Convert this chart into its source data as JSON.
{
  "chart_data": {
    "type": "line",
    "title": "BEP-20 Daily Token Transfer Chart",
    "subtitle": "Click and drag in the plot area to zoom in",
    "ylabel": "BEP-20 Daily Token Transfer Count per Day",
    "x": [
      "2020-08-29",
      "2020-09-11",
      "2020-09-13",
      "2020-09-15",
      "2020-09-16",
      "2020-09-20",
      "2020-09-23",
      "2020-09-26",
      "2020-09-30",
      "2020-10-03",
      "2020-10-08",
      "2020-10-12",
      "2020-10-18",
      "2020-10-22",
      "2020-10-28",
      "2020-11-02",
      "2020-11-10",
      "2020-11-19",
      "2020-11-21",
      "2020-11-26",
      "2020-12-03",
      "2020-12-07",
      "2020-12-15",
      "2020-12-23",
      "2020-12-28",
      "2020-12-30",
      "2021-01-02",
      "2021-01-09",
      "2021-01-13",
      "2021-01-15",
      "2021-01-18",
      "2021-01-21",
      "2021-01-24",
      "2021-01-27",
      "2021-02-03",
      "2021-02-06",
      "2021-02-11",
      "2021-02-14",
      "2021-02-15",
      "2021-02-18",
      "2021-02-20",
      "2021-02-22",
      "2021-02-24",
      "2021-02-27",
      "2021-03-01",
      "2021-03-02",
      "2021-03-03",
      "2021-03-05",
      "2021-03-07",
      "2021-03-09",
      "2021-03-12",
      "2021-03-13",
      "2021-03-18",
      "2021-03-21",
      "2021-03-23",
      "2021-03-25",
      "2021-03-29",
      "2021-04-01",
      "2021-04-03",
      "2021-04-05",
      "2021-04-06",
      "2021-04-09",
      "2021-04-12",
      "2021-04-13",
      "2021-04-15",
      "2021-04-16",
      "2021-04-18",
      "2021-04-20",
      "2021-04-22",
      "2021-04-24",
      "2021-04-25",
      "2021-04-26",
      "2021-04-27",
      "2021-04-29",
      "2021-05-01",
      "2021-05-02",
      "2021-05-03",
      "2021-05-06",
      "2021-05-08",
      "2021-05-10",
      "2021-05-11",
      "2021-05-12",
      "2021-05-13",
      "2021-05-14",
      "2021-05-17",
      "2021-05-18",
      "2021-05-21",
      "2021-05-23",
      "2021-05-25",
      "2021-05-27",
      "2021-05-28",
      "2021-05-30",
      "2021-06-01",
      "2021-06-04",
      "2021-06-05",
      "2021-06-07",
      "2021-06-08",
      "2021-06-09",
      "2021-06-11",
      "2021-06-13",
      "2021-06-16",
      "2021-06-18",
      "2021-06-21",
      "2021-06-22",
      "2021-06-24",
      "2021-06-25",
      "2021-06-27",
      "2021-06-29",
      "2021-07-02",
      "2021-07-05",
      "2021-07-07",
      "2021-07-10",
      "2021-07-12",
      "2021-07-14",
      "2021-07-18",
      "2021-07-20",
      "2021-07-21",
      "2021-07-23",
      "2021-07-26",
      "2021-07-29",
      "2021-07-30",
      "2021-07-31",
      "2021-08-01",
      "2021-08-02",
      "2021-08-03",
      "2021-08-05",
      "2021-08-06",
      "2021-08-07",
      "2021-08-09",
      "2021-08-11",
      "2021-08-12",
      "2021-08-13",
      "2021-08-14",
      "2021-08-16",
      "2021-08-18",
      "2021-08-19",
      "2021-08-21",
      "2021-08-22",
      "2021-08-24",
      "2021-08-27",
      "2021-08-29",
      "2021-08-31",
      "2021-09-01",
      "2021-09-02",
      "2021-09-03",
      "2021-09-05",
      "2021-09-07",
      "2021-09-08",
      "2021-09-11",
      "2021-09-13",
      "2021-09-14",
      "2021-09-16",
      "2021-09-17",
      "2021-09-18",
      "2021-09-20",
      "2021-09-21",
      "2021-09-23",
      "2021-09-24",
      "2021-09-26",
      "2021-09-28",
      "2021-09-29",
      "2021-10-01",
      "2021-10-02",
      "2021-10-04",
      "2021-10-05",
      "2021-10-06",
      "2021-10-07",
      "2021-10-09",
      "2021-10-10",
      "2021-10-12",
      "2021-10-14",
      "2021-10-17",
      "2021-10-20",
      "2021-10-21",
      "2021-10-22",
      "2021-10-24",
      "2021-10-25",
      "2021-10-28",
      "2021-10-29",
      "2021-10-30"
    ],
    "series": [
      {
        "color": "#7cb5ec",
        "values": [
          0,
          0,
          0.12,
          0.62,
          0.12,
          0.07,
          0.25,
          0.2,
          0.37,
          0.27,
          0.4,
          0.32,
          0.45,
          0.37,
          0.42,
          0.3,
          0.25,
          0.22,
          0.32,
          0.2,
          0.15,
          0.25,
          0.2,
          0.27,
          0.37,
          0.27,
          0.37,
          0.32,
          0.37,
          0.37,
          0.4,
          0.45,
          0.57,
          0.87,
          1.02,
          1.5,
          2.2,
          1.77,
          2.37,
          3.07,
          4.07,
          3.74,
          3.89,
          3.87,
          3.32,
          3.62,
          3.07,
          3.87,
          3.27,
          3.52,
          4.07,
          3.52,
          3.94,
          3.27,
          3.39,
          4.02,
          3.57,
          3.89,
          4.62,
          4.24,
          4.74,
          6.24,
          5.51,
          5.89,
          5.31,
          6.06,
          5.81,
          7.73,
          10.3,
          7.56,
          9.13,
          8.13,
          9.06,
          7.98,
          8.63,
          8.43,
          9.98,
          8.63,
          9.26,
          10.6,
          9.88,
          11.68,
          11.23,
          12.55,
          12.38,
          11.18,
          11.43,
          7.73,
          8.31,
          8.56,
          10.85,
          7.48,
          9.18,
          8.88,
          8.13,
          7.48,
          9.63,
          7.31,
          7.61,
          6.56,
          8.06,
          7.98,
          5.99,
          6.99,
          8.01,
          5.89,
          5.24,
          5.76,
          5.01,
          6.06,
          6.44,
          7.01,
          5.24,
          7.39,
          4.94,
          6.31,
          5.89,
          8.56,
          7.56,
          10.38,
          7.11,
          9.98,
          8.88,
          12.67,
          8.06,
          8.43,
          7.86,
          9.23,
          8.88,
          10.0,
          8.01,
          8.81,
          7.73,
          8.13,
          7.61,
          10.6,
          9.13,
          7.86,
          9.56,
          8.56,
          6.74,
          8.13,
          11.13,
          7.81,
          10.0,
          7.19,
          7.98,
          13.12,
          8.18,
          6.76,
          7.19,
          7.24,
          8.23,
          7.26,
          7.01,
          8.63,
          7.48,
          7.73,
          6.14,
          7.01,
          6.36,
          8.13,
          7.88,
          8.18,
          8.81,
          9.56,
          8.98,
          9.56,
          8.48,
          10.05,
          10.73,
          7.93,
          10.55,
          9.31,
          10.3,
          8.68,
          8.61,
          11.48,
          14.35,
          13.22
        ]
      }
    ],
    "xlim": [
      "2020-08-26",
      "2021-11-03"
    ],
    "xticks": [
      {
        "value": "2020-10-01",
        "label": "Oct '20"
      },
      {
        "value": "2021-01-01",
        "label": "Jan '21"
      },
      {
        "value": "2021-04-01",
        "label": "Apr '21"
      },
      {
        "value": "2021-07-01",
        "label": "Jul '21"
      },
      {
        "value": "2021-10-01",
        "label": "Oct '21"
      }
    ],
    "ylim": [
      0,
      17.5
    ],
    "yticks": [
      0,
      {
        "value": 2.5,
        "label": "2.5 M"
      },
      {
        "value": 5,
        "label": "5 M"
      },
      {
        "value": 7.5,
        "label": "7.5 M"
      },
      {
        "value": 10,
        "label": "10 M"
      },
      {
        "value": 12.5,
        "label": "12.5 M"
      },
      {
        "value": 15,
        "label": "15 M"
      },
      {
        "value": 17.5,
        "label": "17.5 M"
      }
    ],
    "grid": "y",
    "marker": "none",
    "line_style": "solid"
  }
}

_ _ _ _ _

Task to complete> Each line in the material above must be retyped without alteration.

Full answer>
Convert this chart into its source data as JSON.
{
  "chart_data": {
    "type": "line",
    "title": "BEP-20 Daily Token Transfer Chart",
    "subtitle": "Click and drag in the plot area to zoom in",
    "ylabel": "BEP-20 Daily Token Transfer Count per Day",
    "x": [
      "2020-08-29",
      "2020-09-11",
      "2020-09-13",
      "2020-09-15",
      "2020-09-16",
      "2020-09-20",
      "2020-09-23",
      "2020-09-26",
      "2020-09-30",
      "2020-10-03",
      "2020-10-08",
      "2020-10-12",
      "2020-10-18",
      "2020-10-22",
      "2020-10-28",
      "2020-11-02",
      "2020-11-10",
      "2020-11-19",
      "2020-11-21",
      "2020-11-26",
      "2020-12-03",
      "2020-12-07",
      "2020-12-15",
      "2020-12-23",
      "2020-12-28",
      "2020-12-30",
      "2021-01-02",
      "2021-01-09",
      "2021-01-13",
      "2021-01-15",
      "2021-01-18",
      "2021-01-21",
      "2021-01-24",
      "2021-01-27",
      "2021-02-03",
      "2021-02-06",
      "2021-02-11",
      "2021-02-14",
      "2021-02-15",
      "2021-02-18",
      "2021-02-20",
      "2021-02-22",
      "2021-02-24",
      "2021-02-27",
      "2021-03-01",
      "2021-03-02",
      "2021-03-03",
      "2021-03-05",
      "2021-03-07",
      "2021-03-09",
      "2021-03-12",
      "2021-03-13",
      "2021-03-18",
      "2021-03-21",
      "2021-03-23",
      "2021-03-25",
      "2021-03-29",
      "2021-04-01",
      "2021-04-03",
      "2021-04-05",
      "2021-04-06",
      "2021-04-09",
      "2021-04-12",
      "2021-04-13",
      "2021-04-15",
      "2021-04-16",
      "2021-04-18",
      "2021-04-20",
      "2021-04-22",
      "2021-04-24",
      "2021-04-25",
      "2021-04-26",
      "2021-04-27",
      "2021-04-29",
      "2021-05-01",
      "2021-05-02",
      "2021-05-03",
      "2021-05-06",
      "2021-05-08",
      "2021-05-10",
      "2021-05-11",
      "2021-05-12",
      "2021-05-13",
      "2021-05-14",
      "2021-05-17",
      "2021-05-18",
      "2021-05-21",
      "2021-05-23",
      "2021-05-25",
      "2021-05-27",
      "2021-05-28",
      "2021-05-30",
      "2021-06-01",
      "2021-06-04",
      "2021-06-05",
      "2021-06-07",
      "2021-06-08",
      "2021-06-09",
      "2021-06-11",
      "2021-06-13",
      "2021-06-16",
      "2021-06-18",
      "2021-06-21",
      "2021-06-22",
      "2021-06-24",
      "2021-06-25",
      "2021-06-27",
      "2021-06-29",
      "2021-07-02",
      "2021-07-05",
      "2021-07-07",
      "2021-07-10",
      "2021-07-12",
      "2021-07-14",
      "2021-07-18",
      "2021-07-20",
      "2021-07-21",
      "2021-07-23",
      "2021-07-26",
      "2021-07-29",
      "2021-07-30",
      "2021-07-31",
      "2021-08-01",
      "2021-08-02",
      "2021-08-03",
      "2021-08-05",
      "2021-08-06",
      "2021-08-07",
      "2021-08-09",
      "2021-08-11",
      "2021-08-12",
      "2021-08-13",
      "2021-08-14",
      "2021-08-16",
      "2021-08-18",
      "2021-08-19",
      "2021-08-21",
      "2021-08-22",
      "2021-08-24",
      "2021-08-27",
      "2021-08-29",
      "2021-08-31",
      "2021-09-01",
      "2021-09-02",
      "2021-09-03",
      "2021-09-05",
      "2021-09-07",
      "2021-09-08",
      "2021-09-11",
      "2021-09-13",
      "2021-09-14",
      "2021-09-16",
      "2021-09-17",
      "2021-09-18",
      "2021-09-20",
      "2021-09-21",
      "2021-09-23",
      "2021-09-24",
      "2021-09-26",
      "2021-09-28",
      "2021-09-29",
      "2021-10-01",
      "2021-10-02",
      "2021-10-04",
      "2021-10-05",
      "2021-10-06",
      "2021-10-07",
      "2021-10-09",
      "2021-10-10",
      "2021-10-12",
      "2021-10-14",
      "2021-10-17",
      "2021-10-20",
      "2021-10-21",
      "2021-10-22",
      "2021-10-24",
      "2021-10-25",
      "2021-10-28",
      "2021-10-29",
      "2021-10-30"
    ],
    "series": [
      {
        "color": "#7cb5ec",
        "values": [
          0,
          0,
          0.12,
          0.62,
          0.12,
          0.07,
          0.25,
          0.2,
          0.37,
          0.27,
          0.4,
          0.32,
          0.45,
          0.37,
          0.42,
          0.3,
          0.25,
          0.22,
          0.32,
          0.2,
          0.15,
          0.25,
          0.2,
          0.27,
          0.37,
          0.27,
          0.37,
          0.32,
          0.37,
          0.37,
          0.4,
          0.45,
          0.57,
          0.87,
          1.02,
          1.5,
          2.2,
          1.77,
          2.37,
          3.07,
          4.07,
          3.74,
          3.89,
          3.87,
          3.32,
          3.62,
          3.07,
          3.87,
          3.27,
          3.52,
          4.07,
          3.52,
          3.94,
          3.27,
          3.39,
          4.02,
          3.57,
          3.89,
          4.62,
          4.24,
          4.74,
          6.24,
          5.51,
          5.89,
          5.31,
          6.06,
          5.81,
          7.73,
          10.3,
          7.56,
          9.13,
          8.13,
          9.06,
          7.98,
          8.63,
          8.43,
          9.98,
          8.63,
          9.26,
          10.6,
          9.88,
          11.68,
          11.23,
          12.55,
          12.38,
          11.18,
          11.43,
          7.73,
          8.31,
          8.56,
          10.85,
          7.48,
          9.18,
          8.88,
          8.13,
          7.48,
          9.63,
          7.31,
          7.61,
          6.56,
          8.06,
          7.98,
          5.99,
          6.99,
          8.01,
          5.89,
          5.24,
          5.76,
          5.01,
          6.06,
          6.44,
          7.01,
          5.24,
          7.39,
          4.94,
          6.31,
          5.89,
          8.56,
          7.56,
          10.38,
          7.11,
          9.98,
          8.88,
          12.67,
          8.06,
          8.43,
          7.86,
          9.23,
          8.88,
          10.0,
          8.01,
          8.81,
          7.73,
          8.13,
          7.61,
          10.6,
          9.13,
          7.86,
          9.56,
          8.56,
          6.74,
          8.13,
          11.13,
          7.81,
          10.0,
          7.19,
          7.98,
          13.12,
          8.18,
          6.76,
          7.19,
          7.24,
          8.23,
          7.26,
          7.01,
          8.63,
          7.48,
          7.73,
          6.14,
          7.01,
          6.36,
          8.13,
          7.88,
          8.18,
          8.81,
          9.56,
          8.98,
          9.56,
          8.48,
          10.05,
          10.73,
          7.93,
          10.55,
          9.31,
          10.3,
          8.68,
          8.61,
          11.48,
          14.35,
          13.22
        ]
      }
    ],
    "xlim": [
      "2020-08-26",
      "2021-11-03"
    ],
    "xticks": [
      {
        "value": "2020-10-01",
        "label": "Oct '20"
      },
      {
        "value": "2021-01-01",
        "label": "Jan '21"
      },
      {
        "value": "2021-04-01",
        "label": "Apr '21"
      },
      {
        "value": "2021-07-01",
        "label": "Jul '21"
      },
      {
        "value": "2021-10-01",
        "label": "Oct '21"
      }
    ],
    "ylim": [
      0,
      17.5
    ],
    "yticks": [
      0,
      {
        "value": 2.5,
        "label": "2.5 M"
      },
      {
        "value": 5,
        "label": "5 M"
      },
      {
        "value": 7.5,
        "label": "7.5 M"
      },
      {
        "value": 10,
        "label": "10 M"
      },
      {
        "value": 12.5,
        "label": "12.5 M"
      },
      {
        "value": 15,
        "label": "15 M"
      },
      {
        "value": 17.5,
        "label": "17.5 M"
      }
    ],
    "grid": "y",
    "marker": "none",
    "line_style": "solid"
  }
}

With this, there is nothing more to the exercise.